- **Défis à relever**:
1. Extrayez du texte fourni, sans rien y changer, le passage allant de « Dans leur dernier » jusqu'à « est relié ! ».
2. Traduisez en anglais cette phrase du texte fourni : « Romuald, lui, est chercheur indépendant en ethnobotanique, auteur et spécialiste des plantes de vision du chamanisme amazonien. »

- **Texte fourni**:

* * * *

Dans leur dernier livre Tout est relié- Univers-Esprit, Jocelin Morisson et Romuald Leterrier, nous entraînent dans leurs remarquables investigations sur la conscience et l’arrière-monde. À l’heure où les découvertes de la science moderne rejoignent avec poésie les connaissances ancestrales des peuples premiers, ce livre met en lumière l’immense richesse de ces liaisons et laisse entrevoir, par bien des aspects, l’émergence d’une nouvelle manière de concevoir l’existence dans laquelle tout est relié !
◆ Passeurs avec boussole
Jocelin Morisson est journaliste scientifique, auteur et traducteur depuis de nombreuses années, et aussi rédacteur en chef de notre revue Natives. Il a écrit plusieurs livres dont La physique de la conscience avec Philippe Guillemant et aussi Se souvenir du futur et Se souvenir de l’au-delà avec Romuald Leterrier. Son approche scientifique et ses recherches approfondies, toujours pertinentes, créent un pont entre le monde matérialiste et le monde spirituel. Romuald, lui, est chercheur indépendant en ethnobotanique, auteur et spécialiste des plantes de vision du chamanisme amazonien. Ses expériences personnelles et sa rigueur viennent nourrir subtilement ses recherches qu’il partage avec une grande sincérité et une grande générosité. Dans Tout est relié- Univers-Esprit, les deux auteurs et complices se complètent admirablement : « À cette époque où tout semble se déliter, Romuald Leterrier et Jocelin Morisson nous apprennent cette extraordinaire nouvelle : nous ne sommes pas séparés, mais tous reliés d’innombrables manières », souligne Jean-Pierre Goux dans la préface de l’ouvrage.

* * * *

- **Données fournies**:

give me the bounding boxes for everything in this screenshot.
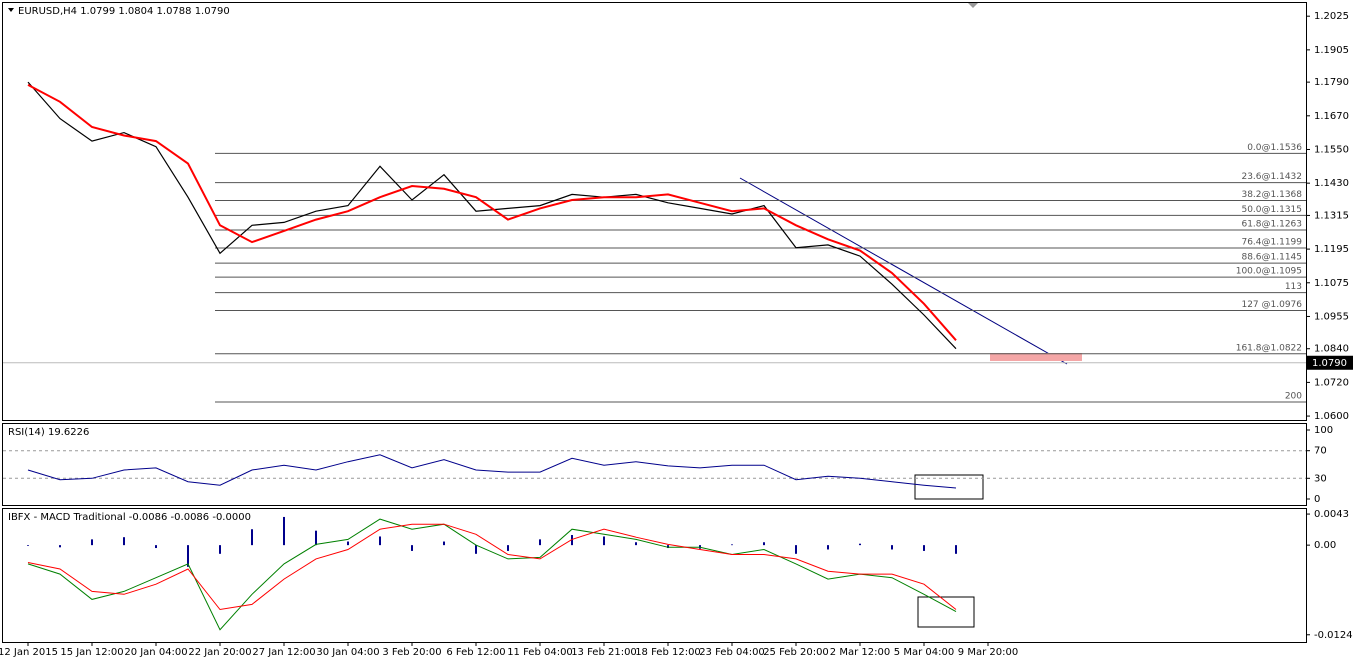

* * * *

- **Réponses par tâche**:
1.
Dans leur dernier livre Tout est relié- Univers-Esprit, Jocelin Morisson et Romuald Leterrier, nous entraînent dans leurs remarquables investigations sur la conscience et l’arrière-monde. À l’heure où les découvertes de la science moderne rejoignent avec poésie les connaissances ancestrales des peuples premiers, ce livre met en lumière l’immense richesse de ces liaisons et laisse entrevoir, par bien des aspects, l’émergence d’une nouvelle manière de concevoir l’existence dans laquelle tout est relié !

2. Romuald, for his part, is an independent researcher in ethnobotany, an author, and a specialist in the visionary plants of Amazonian shamanism.